### What is needed
Please copy each of the records below line for line, changing nothing.

### Records for processing
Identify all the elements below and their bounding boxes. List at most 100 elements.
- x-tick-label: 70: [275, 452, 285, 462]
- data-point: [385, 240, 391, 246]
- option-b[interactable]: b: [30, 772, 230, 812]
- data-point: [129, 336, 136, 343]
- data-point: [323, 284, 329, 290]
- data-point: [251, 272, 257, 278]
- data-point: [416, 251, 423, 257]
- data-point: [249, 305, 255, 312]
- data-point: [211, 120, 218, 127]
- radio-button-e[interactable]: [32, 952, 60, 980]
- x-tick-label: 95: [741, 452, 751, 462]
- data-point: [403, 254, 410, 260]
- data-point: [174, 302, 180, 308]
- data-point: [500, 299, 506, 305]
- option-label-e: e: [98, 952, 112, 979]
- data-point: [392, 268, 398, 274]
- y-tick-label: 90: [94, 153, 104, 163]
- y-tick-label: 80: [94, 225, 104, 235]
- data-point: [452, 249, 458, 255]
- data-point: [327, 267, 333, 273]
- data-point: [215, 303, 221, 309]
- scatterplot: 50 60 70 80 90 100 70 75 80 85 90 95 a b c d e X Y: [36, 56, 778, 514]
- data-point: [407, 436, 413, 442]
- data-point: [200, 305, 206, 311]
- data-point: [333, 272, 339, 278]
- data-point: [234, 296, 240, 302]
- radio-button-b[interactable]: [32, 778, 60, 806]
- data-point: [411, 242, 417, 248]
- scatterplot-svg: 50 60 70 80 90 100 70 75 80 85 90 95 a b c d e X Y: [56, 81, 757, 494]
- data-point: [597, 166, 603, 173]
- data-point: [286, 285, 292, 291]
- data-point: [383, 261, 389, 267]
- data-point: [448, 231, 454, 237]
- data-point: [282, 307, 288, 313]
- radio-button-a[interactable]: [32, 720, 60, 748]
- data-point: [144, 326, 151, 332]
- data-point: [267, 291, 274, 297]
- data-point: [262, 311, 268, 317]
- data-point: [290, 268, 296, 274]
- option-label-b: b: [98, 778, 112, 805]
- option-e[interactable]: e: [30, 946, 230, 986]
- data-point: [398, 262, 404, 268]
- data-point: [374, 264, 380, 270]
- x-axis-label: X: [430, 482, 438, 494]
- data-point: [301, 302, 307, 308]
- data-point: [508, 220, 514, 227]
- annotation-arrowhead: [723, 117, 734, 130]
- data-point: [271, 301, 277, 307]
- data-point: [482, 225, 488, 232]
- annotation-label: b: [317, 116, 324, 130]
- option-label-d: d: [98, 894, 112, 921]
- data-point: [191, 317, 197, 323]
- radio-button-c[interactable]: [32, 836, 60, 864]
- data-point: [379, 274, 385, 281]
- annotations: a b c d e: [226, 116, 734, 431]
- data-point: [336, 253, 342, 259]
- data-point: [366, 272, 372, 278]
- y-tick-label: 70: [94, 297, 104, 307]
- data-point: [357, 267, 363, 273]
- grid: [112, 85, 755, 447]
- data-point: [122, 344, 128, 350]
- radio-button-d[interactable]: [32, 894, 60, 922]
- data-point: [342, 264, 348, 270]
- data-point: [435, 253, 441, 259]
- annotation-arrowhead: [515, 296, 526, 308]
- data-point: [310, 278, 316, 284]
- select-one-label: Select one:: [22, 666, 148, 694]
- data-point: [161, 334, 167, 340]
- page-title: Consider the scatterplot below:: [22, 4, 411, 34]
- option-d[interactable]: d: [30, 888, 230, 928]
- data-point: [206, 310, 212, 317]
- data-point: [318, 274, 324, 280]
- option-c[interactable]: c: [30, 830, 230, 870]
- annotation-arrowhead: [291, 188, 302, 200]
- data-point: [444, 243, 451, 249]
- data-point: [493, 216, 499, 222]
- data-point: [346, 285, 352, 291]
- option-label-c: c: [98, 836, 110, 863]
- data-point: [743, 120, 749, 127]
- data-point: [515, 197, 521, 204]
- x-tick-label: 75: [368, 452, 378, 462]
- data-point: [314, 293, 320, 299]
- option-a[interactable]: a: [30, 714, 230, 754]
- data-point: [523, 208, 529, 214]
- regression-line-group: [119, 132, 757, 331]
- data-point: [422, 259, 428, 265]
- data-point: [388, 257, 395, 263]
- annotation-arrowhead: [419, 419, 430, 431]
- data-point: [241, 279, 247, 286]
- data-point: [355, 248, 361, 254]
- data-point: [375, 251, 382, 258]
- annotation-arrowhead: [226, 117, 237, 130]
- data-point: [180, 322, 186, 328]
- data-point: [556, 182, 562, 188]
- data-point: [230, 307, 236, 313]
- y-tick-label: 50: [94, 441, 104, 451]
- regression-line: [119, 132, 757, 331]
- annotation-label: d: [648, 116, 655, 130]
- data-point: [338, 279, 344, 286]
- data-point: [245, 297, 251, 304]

### Full response
Identify all the elements below and their bounding boxes. List at most 100 elements.
- x-tick-label: 70: [275, 452, 285, 462]
- data-point: [385, 240, 391, 246]
- option-b[interactable]: b: [30, 772, 230, 812]
- data-point: [129, 336, 136, 343]
- data-point: [323, 284, 329, 290]
- data-point: [251, 272, 257, 278]
- data-point: [416, 251, 423, 257]
- data-point: [249, 305, 255, 312]
- data-point: [211, 120, 218, 127]
- radio-button-e[interactable]: [32, 952, 60, 980]
- x-tick-label: 95: [741, 452, 751, 462]
- data-point: [403, 254, 410, 260]
- data-point: [174, 302, 180, 308]
- data-point: [500, 299, 506, 305]
- option-label-e: e: [98, 952, 112, 979]
- data-point: [392, 268, 398, 274]
- y-tick-label: 90: [94, 153, 104, 163]
- y-tick-label: 80: [94, 225, 104, 235]
- data-point: [452, 249, 458, 255]
- data-point: [327, 267, 333, 273]
- data-point: [215, 303, 221, 309]
- scatterplot: 50 60 70 80 90 100 70 75 80 85 90 95 a b c d e X Y: [36, 56, 778, 514]
- data-point: [407, 436, 413, 442]
- data-point: [200, 305, 206, 311]
- data-point: [333, 272, 339, 278]
- data-point: [234, 296, 240, 302]
- radio-button-b[interactable]: [32, 778, 60, 806]
- data-point: [411, 242, 417, 248]
- scatterplot-svg: 50 60 70 80 90 100 70 75 80 85 90 95 a b c d e X Y: [56, 81, 757, 494]
- data-point: [597, 166, 603, 173]
- data-point: [286, 285, 292, 291]
- data-point: [383, 261, 389, 267]
- data-point: [448, 231, 454, 237]
- data-point: [282, 307, 288, 313]
- radio-button-a[interactable]: [32, 720, 60, 748]
- data-point: [144, 326, 151, 332]
- data-point: [267, 291, 274, 297]
- data-point: [262, 311, 268, 317]
- data-point: [290, 268, 296, 274]
- option-label-b: b: [98, 778, 112, 805]
- option-e[interactable]: e: [30, 946, 230, 986]
- data-point: [398, 262, 404, 268]
- data-point: [374, 264, 380, 270]
- x-axis-label: X: [430, 482, 438, 494]
- data-point: [301, 302, 307, 308]
- data-point: [508, 220, 514, 227]
- annotation-arrowhead: [723, 117, 734, 130]
- data-point: [271, 301, 277, 307]
- data-point: [482, 225, 488, 232]
- annotation-label: b: [317, 116, 324, 130]
- option-label-d: d: [98, 894, 112, 921]
- data-point: [191, 317, 197, 323]
- radio-button-c[interactable]: [32, 836, 60, 864]
- data-point: [379, 274, 385, 281]
- annotations: a b c d e: [226, 116, 734, 431]
- data-point: [336, 253, 342, 259]
- data-point: [366, 272, 372, 278]
- y-tick-label: 70: [94, 297, 104, 307]
- data-point: [357, 267, 363, 273]
- grid: [112, 85, 755, 447]
- data-point: [122, 344, 128, 350]
- radio-button-d[interactable]: [32, 894, 60, 922]
- data-point: [342, 264, 348, 270]
- data-point: [435, 253, 441, 259]
- annotation-arrowhead: [515, 296, 526, 308]
- data-point: [310, 278, 316, 284]
- select-one-label: Select one:: [22, 666, 148, 694]
- data-point: [161, 334, 167, 340]
- page-title: Consider the scatterplot below:: [22, 4, 411, 34]
- option-d[interactable]: d: [30, 888, 230, 928]
- data-point: [206, 310, 212, 317]
- data-point: [318, 274, 324, 280]
- option-c[interactable]: c: [30, 830, 230, 870]
- annotation-arrowhead: [291, 188, 302, 200]
- data-point: [444, 243, 451, 249]
- data-point: [493, 216, 499, 222]
- data-point: [346, 285, 352, 291]
- option-label-c: c: [98, 836, 110, 863]
- data-point: [743, 120, 749, 127]
- data-point: [515, 197, 521, 204]
- x-tick-label: 75: [368, 452, 378, 462]
- data-point: [314, 293, 320, 299]
- option-a[interactable]: a: [30, 714, 230, 754]
- data-point: [523, 208, 529, 214]
- regression-line-group: [119, 132, 757, 331]
- data-point: [422, 259, 428, 265]
- data-point: [388, 257, 395, 263]
- annotation-arrowhead: [419, 419, 430, 431]
- data-point: [241, 279, 247, 286]
- data-point: [355, 248, 361, 254]
- data-point: [375, 251, 382, 258]
- annotation-arrowhead: [226, 117, 237, 130]
- data-point: [180, 322, 186, 328]
- data-point: [556, 182, 562, 188]
- data-point: [230, 307, 236, 313]
- y-tick-label: 50: [94, 441, 104, 451]
- regression-line: [119, 132, 757, 331]
- annotation-label: d: [648, 116, 655, 130]
- data-point: [338, 279, 344, 286]
- data-point: [245, 297, 251, 304]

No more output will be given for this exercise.